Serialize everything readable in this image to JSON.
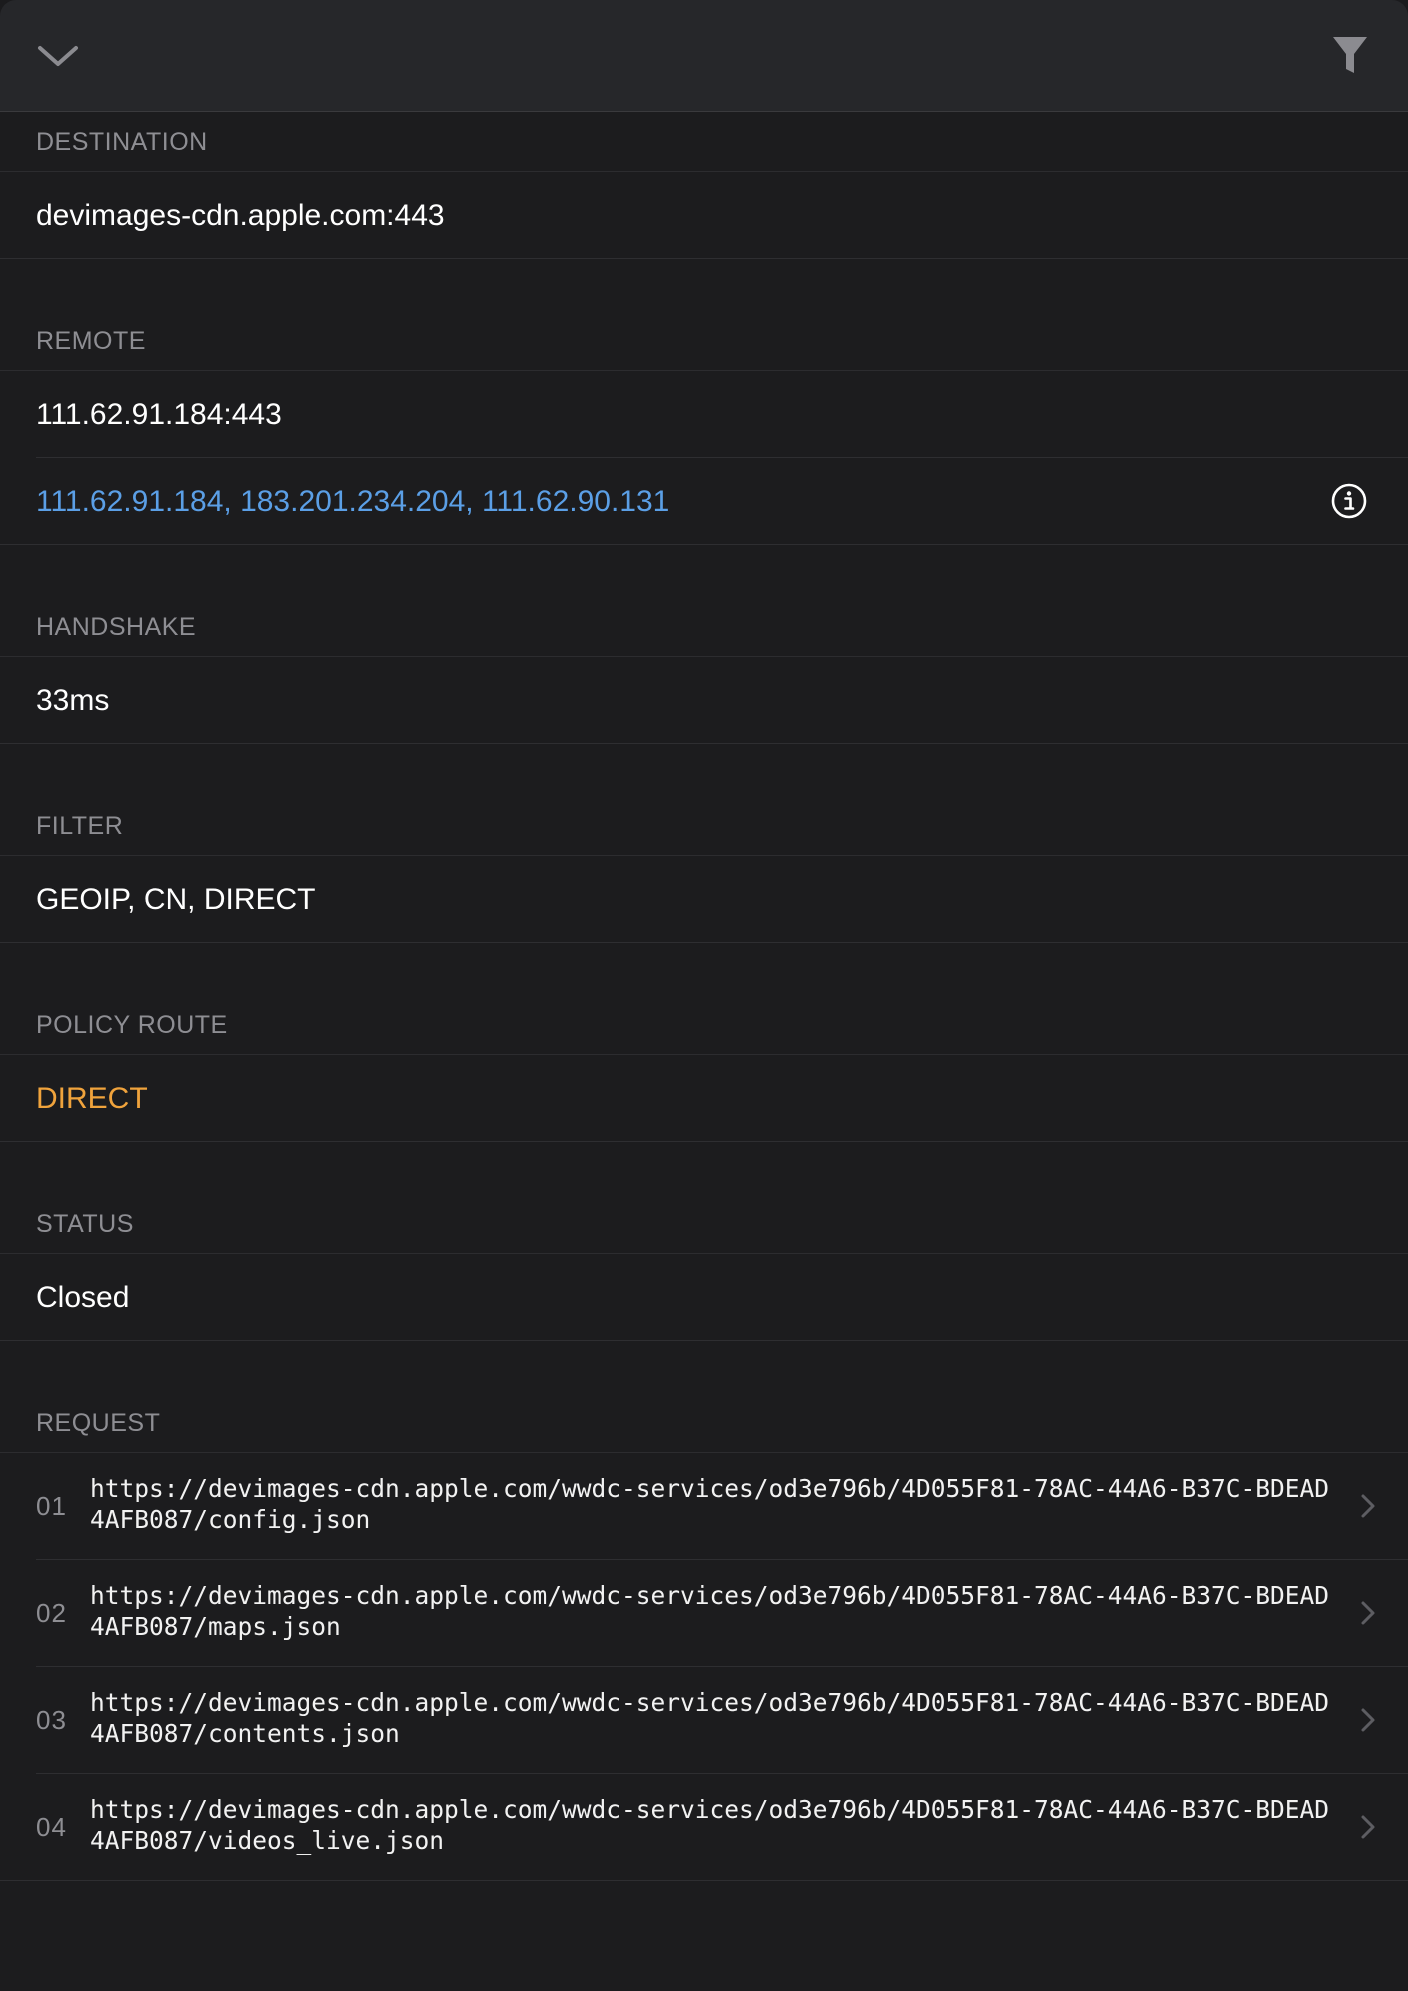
{
  "toolbar": {
    "collapse_icon": "chevron-down-icon",
    "filter_icon": "filter-icon"
  },
  "destination": {
    "header": "DESTINATION",
    "value": "devimages-cdn.apple.com:443"
  },
  "remote": {
    "header": "REMOTE",
    "address": "111.62.91.184:443",
    "resolved": "111.62.91.184, 183.201.234.204, 111.62.90.131",
    "info_icon": "info-circle-icon"
  },
  "handshake": {
    "header": "HANDSHAKE",
    "value": "33ms"
  },
  "filter": {
    "header": "FILTER",
    "value": "GEOIP, CN, DIRECT"
  },
  "policy_route": {
    "header": "POLICY ROUTE",
    "value": "DIRECT"
  },
  "status": {
    "header": "STATUS",
    "value": "Closed"
  },
  "request": {
    "header": "REQUEST",
    "items": [
      {
        "index": "01",
        "url": "https://devimages-cdn.apple.com/wwdc-services/od3e796b/4D055F81-78AC-44A6-B37C-BDEAD4AFB087/config.json"
      },
      {
        "index": "02",
        "url": "https://devimages-cdn.apple.com/wwdc-services/od3e796b/4D055F81-78AC-44A6-B37C-BDEAD4AFB087/maps.json"
      },
      {
        "index": "03",
        "url": "https://devimages-cdn.apple.com/wwdc-services/od3e796b/4D055F81-78AC-44A6-B37C-BDEAD4AFB087/contents.json"
      },
      {
        "index": "04",
        "url": "https://devimages-cdn.apple.com/wwdc-services/od3e796b/4D055F81-78AC-44A6-B37C-BDEAD4AFB087/videos_live.json"
      }
    ]
  },
  "colors": {
    "background": "#1c1c1e",
    "toolbar": "#26272a",
    "link": "#5b9fe6",
    "accent_orange": "#f0a33c",
    "secondary_text": "#8e8e93"
  }
}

┄┄┄┄┄┄┄┄┄┄

Work instructions: Search the entries for the word "value", then list each line that holds it.

Response to the exercise:
    "value": "devimages-cdn.apple.com:443"
    "value": "33ms"
    "value": "GEOIP, CN, DIRECT"
    "value": "DIRECT"
    "value": "Closed"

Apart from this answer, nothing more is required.